Stored data entries:
|---|
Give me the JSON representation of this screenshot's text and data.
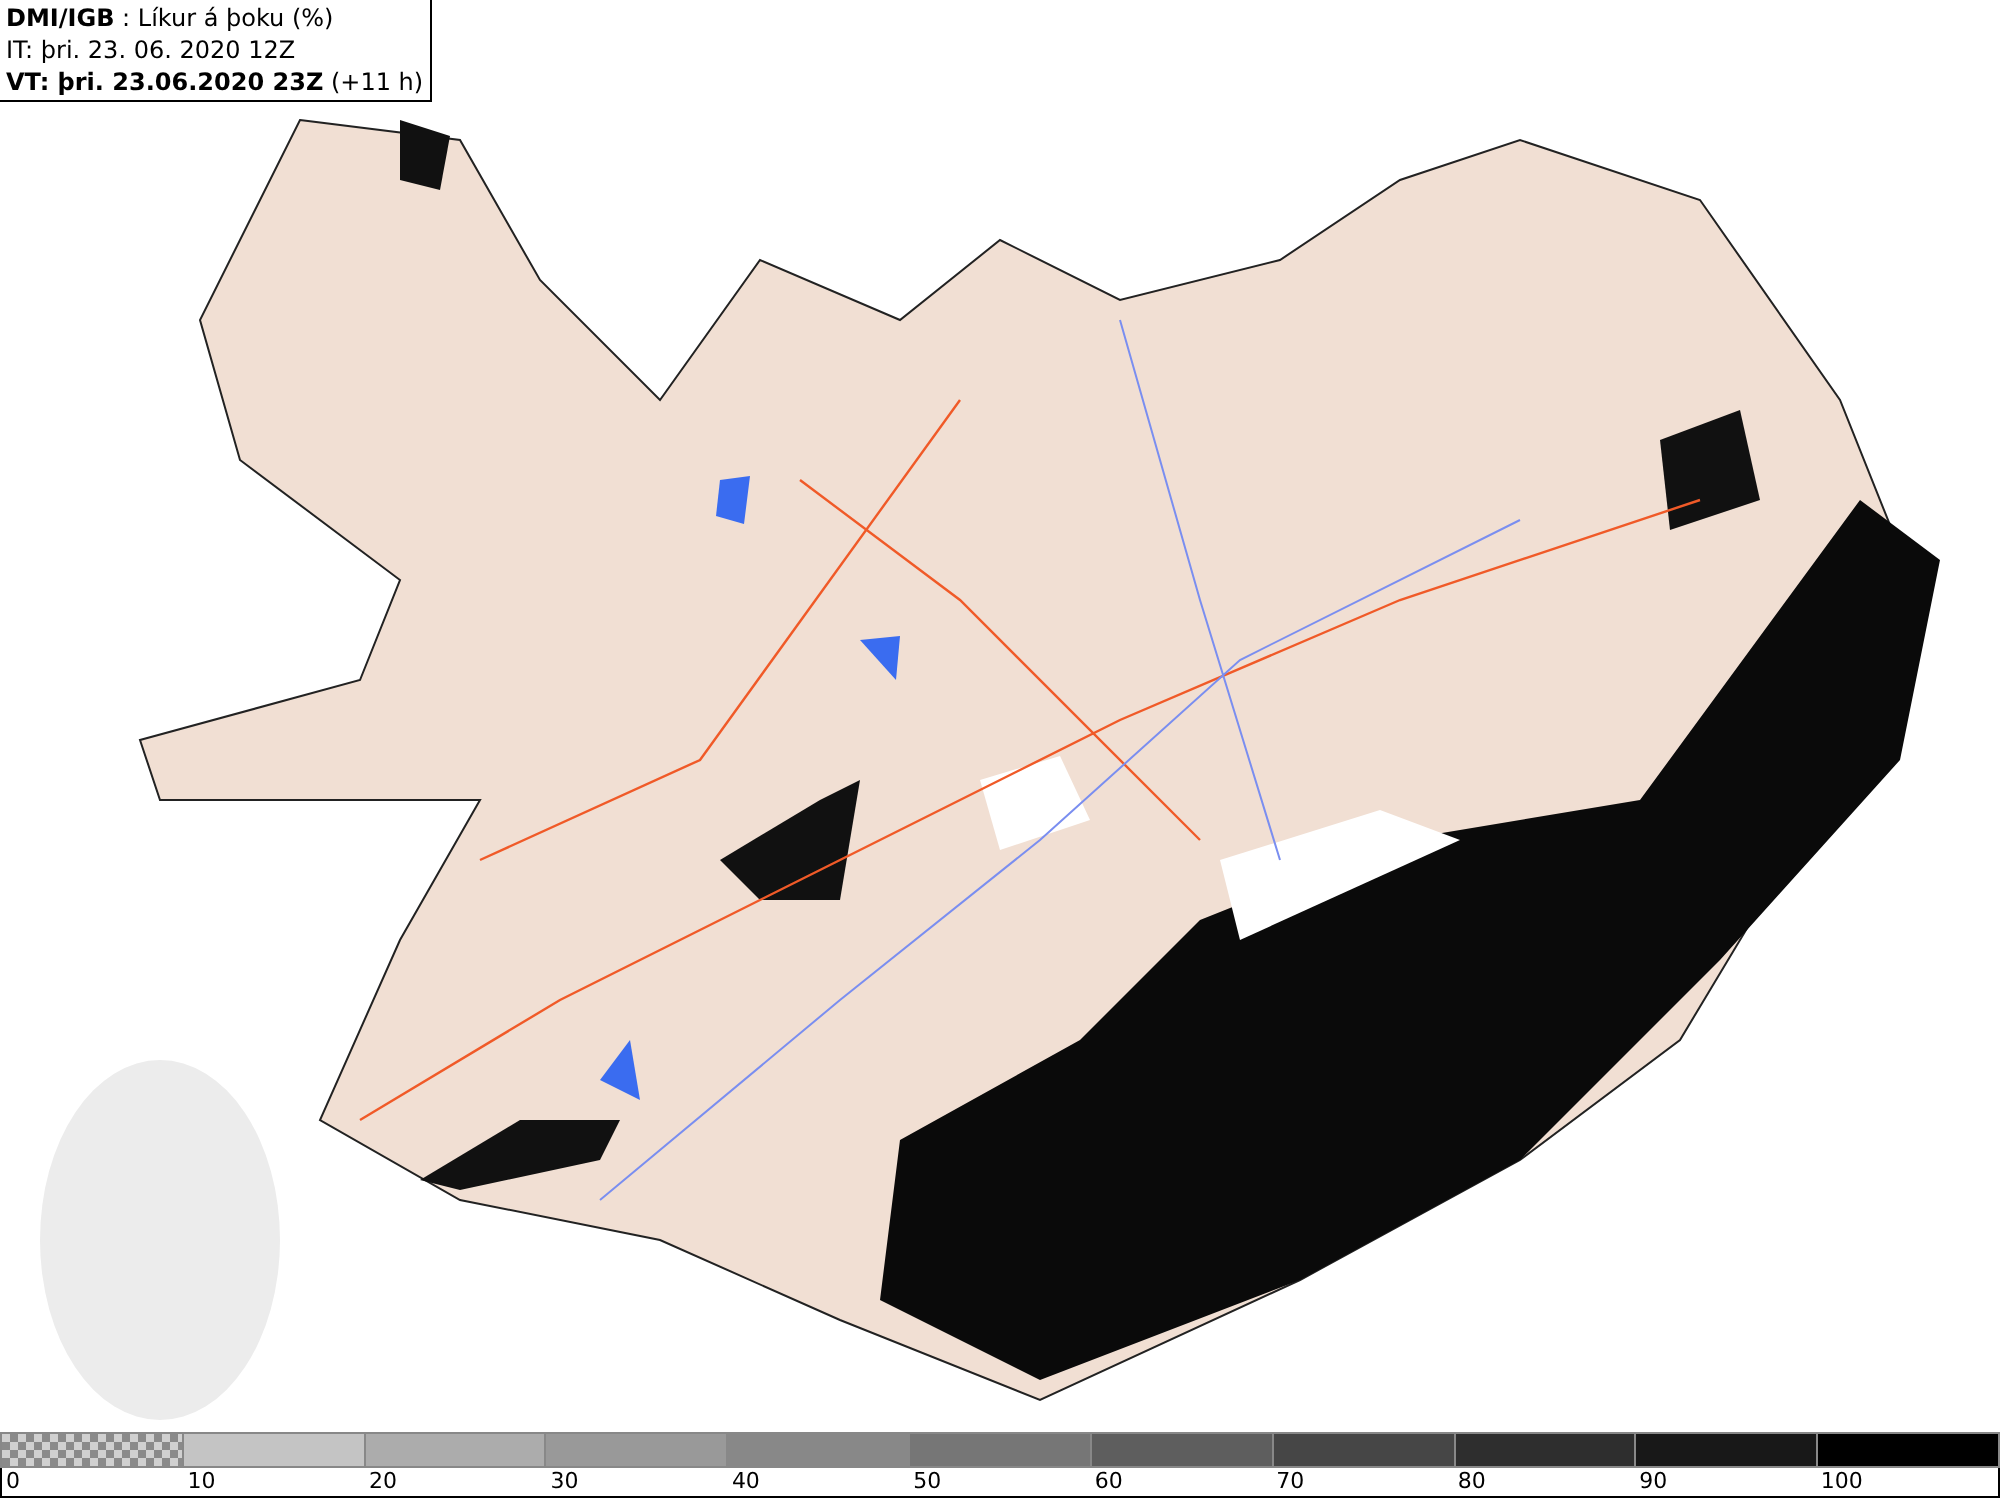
{
  "header": {
    "lines": [
      "**DMI/IGB** : Líkur á þoku (%)",
      "IT: þri. 23. 06. 2020 12Z",
      "**VT: þri. 23.06.2020 23Z** (+11 h)"
    ]
  },
  "legend": {
    "bins": [
      {
        "label": "0",
        "kind": "checker",
        "color": "#8a8a8a"
      },
      {
        "label": "10",
        "kind": "solid",
        "color": "#c4c4c4"
      },
      {
        "label": "20",
        "kind": "solid",
        "color": "#acacac"
      },
      {
        "label": "30",
        "kind": "solid",
        "color": "#999999"
      },
      {
        "label": "40",
        "kind": "solid",
        "color": "#888888"
      },
      {
        "label": "50",
        "kind": "solid",
        "color": "#767676"
      },
      {
        "label": "60",
        "kind": "solid",
        "color": "#5e5e5e"
      },
      {
        "label": "70",
        "kind": "solid",
        "color": "#464646"
      },
      {
        "label": "80",
        "kind": "solid",
        "color": "#2e2e2e"
      },
      {
        "label": "90",
        "kind": "solid",
        "color": "#181818"
      },
      {
        "label": "100",
        "kind": "solid",
        "color": "#000000"
      }
    ]
  }
}
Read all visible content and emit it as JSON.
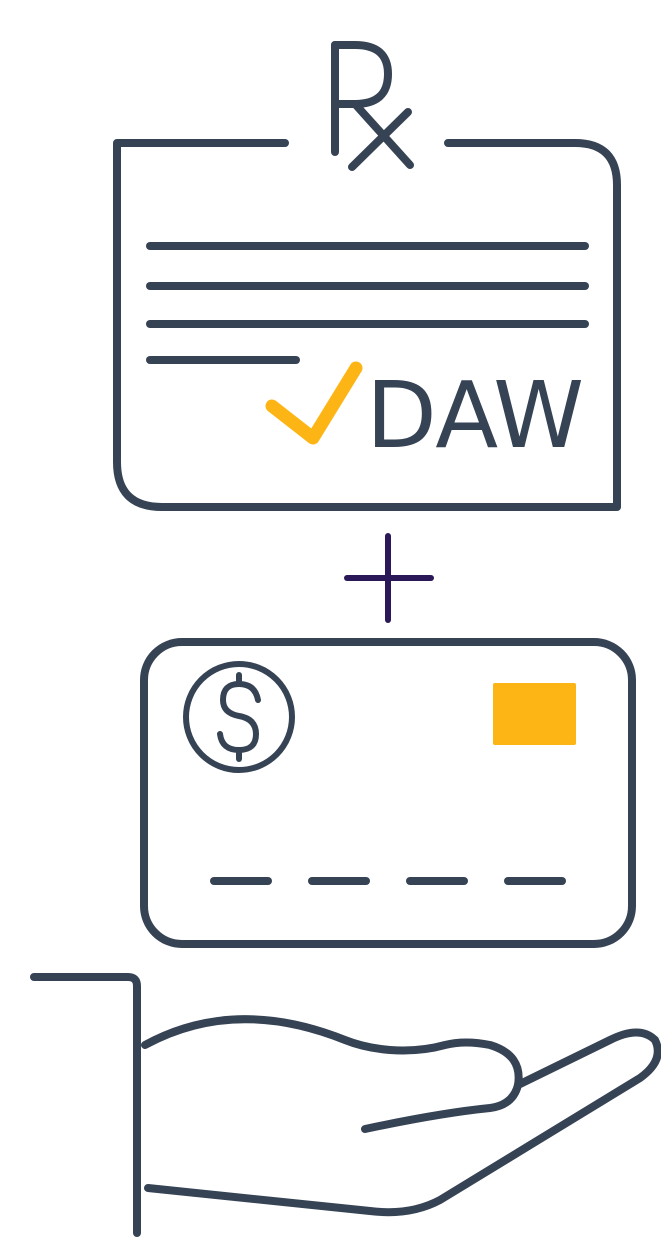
|---|
▶ Job: Write the records out once more, exactly as they appear, with no pictures.

▶ Finished answer:
Give me the JSON representation of this screenshot's text and data.
{
  "header": {
    "lines": [
      "**DMI/IGB** : Líkur á þoku (%)",
      "IT: þri. 23. 06. 2020 12Z",
      "**VT: þri. 23.06.2020 23Z** (+11 h)"
    ]
  },
  "legend": {
    "bins": [
      {
        "label": "0",
        "kind": "checker",
        "color": "#8a8a8a"
      },
      {
        "label": "10",
        "kind": "solid",
        "color": "#c4c4c4"
      },
      {
        "label": "20",
        "kind": "solid",
        "color": "#acacac"
      },
      {
        "label": "30",
        "kind": "solid",
        "color": "#999999"
      },
      {
        "label": "40",
        "kind": "solid",
        "color": "#888888"
      },
      {
        "label": "50",
        "kind": "solid",
        "color": "#767676"
      },
      {
        "label": "60",
        "kind": "solid",
        "color": "#5e5e5e"
      },
      {
        "label": "70",
        "kind": "solid",
        "color": "#464646"
      },
      {
        "label": "80",
        "kind": "solid",
        "color": "#2e2e2e"
      },
      {
        "label": "90",
        "kind": "solid",
        "color": "#181818"
      },
      {
        "label": "100",
        "kind": "solid",
        "color": "#000000"
      }
    ]
  }
}
Read all visible content and emit it as JSON.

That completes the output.